▸ TASK DIRECTIONS: From the material below, list every line containing "this".

[Collected data]
┄┄┄┄┄┄┄┄┄┄┄┄┄┄┄┄┄┄┄┄

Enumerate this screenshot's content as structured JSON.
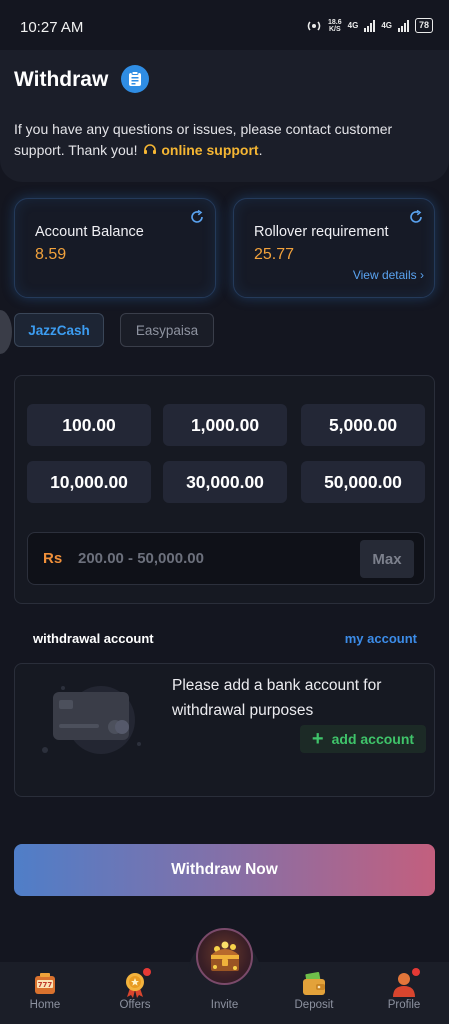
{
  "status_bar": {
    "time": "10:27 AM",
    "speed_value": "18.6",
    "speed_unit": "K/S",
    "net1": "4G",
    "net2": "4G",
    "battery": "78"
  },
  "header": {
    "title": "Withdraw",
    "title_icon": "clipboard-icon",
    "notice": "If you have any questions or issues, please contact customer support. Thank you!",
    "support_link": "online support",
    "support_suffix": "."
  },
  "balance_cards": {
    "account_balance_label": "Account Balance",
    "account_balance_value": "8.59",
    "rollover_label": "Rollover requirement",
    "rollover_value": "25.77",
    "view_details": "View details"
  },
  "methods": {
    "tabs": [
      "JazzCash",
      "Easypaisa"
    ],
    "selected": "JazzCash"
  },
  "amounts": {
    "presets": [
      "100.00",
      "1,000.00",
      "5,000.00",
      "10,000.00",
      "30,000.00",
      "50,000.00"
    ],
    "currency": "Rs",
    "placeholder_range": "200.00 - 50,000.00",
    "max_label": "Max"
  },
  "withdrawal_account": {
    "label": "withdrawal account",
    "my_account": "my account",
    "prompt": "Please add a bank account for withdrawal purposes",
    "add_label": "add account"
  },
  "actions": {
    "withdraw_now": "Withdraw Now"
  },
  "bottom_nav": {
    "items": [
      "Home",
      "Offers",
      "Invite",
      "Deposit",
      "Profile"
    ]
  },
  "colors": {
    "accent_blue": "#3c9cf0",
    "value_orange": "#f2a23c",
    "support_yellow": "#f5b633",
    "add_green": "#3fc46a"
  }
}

┄┄┄┄┄┄┄┄┄┄┄┄┄┄┄┄┄┄┄┄

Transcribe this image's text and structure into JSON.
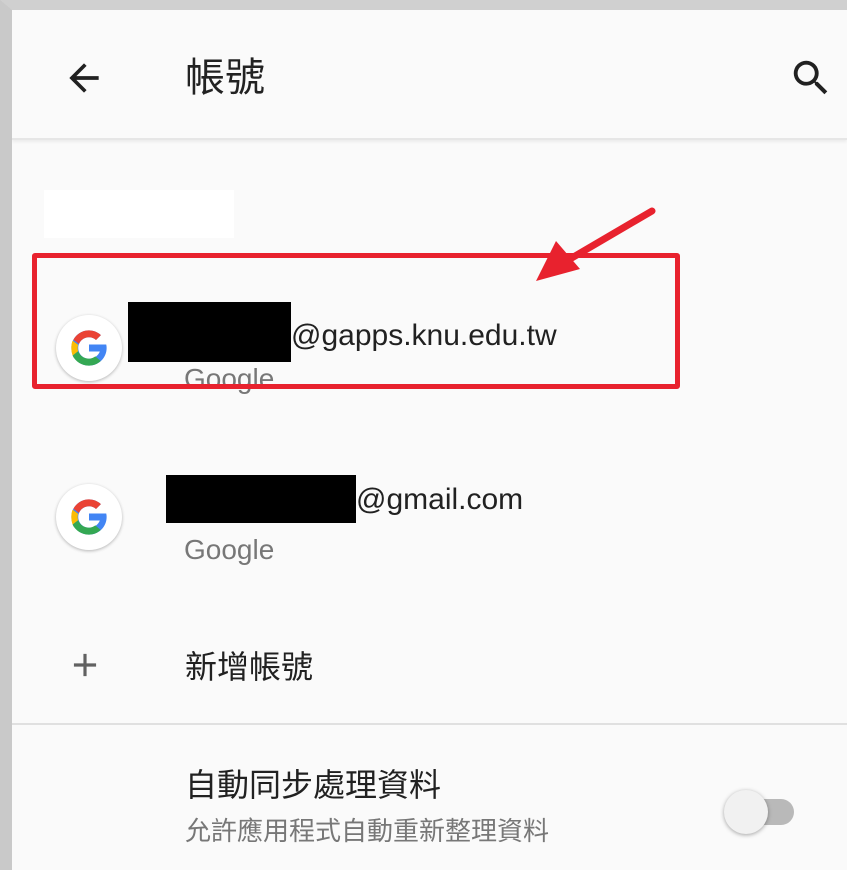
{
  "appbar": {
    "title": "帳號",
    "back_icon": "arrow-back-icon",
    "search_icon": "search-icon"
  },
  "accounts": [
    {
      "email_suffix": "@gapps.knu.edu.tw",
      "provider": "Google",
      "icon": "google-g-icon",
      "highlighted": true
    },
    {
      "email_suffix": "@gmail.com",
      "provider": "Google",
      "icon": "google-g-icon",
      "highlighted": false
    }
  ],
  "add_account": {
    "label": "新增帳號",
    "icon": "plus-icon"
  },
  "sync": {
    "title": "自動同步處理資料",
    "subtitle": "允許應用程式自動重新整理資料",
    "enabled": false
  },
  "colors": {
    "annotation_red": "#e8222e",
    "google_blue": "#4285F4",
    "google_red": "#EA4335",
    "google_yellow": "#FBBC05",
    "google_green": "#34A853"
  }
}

┄┄┄┄┄┄┄┄┄┄┄┄┄┄┄┄┄┄┄┄

▸ FULL OUTPUT:
Enumerate this screenshot's content as structured JSON.
Transcribe this image's text and structure into JSON.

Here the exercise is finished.